Dataset items —
━━━━━━━━━━

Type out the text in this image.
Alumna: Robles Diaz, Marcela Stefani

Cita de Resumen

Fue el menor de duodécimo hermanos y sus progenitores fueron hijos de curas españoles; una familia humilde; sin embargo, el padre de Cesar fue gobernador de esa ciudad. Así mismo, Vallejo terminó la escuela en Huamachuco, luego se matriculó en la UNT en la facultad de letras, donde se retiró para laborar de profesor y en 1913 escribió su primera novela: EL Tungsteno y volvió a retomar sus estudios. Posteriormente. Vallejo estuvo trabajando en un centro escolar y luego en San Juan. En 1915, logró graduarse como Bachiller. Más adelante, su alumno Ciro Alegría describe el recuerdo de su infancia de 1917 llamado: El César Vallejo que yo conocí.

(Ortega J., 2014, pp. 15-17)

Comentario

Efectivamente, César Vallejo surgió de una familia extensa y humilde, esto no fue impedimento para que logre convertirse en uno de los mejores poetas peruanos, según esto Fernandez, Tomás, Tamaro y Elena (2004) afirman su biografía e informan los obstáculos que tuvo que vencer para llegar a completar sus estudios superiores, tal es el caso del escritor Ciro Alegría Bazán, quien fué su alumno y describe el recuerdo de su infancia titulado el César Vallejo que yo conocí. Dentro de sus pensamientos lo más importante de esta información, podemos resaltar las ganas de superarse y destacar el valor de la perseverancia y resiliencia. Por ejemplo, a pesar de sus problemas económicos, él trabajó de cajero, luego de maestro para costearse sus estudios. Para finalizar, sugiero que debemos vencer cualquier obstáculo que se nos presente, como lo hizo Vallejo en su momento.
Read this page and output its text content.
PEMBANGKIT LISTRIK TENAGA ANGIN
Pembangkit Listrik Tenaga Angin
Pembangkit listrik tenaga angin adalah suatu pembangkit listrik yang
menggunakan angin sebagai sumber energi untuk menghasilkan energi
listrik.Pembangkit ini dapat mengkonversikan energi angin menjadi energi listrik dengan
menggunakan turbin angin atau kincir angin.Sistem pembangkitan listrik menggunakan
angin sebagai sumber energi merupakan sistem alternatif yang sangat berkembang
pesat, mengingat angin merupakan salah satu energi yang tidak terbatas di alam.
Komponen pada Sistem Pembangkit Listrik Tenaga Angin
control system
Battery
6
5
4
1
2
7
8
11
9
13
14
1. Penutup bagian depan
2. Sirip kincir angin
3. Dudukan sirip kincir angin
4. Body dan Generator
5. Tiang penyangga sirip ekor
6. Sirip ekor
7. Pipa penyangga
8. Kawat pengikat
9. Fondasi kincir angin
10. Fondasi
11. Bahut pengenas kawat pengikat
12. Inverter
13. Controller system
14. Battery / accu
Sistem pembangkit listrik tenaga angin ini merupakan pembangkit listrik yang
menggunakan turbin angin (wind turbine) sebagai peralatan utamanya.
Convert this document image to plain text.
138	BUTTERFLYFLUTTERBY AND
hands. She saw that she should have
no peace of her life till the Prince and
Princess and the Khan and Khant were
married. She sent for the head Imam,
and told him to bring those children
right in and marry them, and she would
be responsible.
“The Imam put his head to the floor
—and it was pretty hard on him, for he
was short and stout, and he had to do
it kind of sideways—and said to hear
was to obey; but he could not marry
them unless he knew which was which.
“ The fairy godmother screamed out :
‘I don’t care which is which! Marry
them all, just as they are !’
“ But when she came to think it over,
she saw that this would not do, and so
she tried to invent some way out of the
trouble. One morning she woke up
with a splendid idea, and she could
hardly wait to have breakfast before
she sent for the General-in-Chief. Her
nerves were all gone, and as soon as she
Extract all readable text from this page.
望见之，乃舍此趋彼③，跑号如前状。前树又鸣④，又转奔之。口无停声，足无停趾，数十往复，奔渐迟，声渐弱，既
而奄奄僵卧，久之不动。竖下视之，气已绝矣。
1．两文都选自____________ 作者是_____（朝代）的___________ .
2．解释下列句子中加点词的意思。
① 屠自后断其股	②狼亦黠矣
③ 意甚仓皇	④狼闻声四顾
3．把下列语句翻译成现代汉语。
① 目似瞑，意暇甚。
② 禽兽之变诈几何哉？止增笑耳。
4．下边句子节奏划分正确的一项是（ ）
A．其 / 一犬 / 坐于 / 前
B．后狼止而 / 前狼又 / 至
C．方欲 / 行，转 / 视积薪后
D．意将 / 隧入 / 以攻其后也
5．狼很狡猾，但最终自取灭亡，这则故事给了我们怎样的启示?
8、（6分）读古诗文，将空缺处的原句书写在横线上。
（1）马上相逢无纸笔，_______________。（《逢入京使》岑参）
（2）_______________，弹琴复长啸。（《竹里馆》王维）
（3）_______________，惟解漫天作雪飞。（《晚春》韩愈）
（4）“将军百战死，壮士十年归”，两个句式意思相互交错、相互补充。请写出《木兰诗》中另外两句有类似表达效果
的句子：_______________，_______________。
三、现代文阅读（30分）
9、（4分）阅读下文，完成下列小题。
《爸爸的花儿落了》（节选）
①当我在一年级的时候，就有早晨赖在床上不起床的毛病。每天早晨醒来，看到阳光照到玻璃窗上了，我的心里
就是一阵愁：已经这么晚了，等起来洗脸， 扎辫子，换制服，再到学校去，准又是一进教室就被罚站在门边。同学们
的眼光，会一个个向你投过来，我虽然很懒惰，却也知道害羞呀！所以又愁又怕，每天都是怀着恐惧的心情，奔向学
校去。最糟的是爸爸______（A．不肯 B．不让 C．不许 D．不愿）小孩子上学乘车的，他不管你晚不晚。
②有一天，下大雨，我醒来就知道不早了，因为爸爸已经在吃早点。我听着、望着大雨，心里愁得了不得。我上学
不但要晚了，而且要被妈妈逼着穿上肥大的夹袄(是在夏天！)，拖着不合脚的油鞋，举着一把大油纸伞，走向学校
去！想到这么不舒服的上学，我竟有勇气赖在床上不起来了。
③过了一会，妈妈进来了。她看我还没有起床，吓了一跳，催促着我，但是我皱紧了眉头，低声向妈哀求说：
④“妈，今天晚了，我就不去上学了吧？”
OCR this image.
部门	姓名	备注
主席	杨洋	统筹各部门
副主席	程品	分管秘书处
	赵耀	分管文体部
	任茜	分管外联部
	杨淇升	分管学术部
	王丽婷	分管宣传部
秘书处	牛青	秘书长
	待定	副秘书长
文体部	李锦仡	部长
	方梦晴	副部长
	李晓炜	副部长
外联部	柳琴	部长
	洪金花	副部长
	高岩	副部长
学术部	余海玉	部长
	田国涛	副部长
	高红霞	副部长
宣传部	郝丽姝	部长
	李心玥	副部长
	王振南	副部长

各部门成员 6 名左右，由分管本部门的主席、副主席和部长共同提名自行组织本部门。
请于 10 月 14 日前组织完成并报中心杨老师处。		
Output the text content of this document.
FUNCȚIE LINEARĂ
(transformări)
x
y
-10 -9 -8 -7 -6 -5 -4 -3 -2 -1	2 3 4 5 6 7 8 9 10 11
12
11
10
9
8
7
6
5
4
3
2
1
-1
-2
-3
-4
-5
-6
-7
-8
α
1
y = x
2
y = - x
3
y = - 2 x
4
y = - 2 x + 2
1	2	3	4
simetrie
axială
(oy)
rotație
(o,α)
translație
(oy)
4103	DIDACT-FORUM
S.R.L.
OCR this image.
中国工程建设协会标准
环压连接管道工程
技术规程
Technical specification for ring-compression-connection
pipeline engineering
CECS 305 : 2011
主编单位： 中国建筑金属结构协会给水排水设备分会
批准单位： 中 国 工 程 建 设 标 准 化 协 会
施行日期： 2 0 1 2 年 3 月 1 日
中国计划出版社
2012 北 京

━━━━━━━━━━

Request —
Of the lines in the listing, how many hold the word "document"? Nothing but the number is needed.

Full answer —
2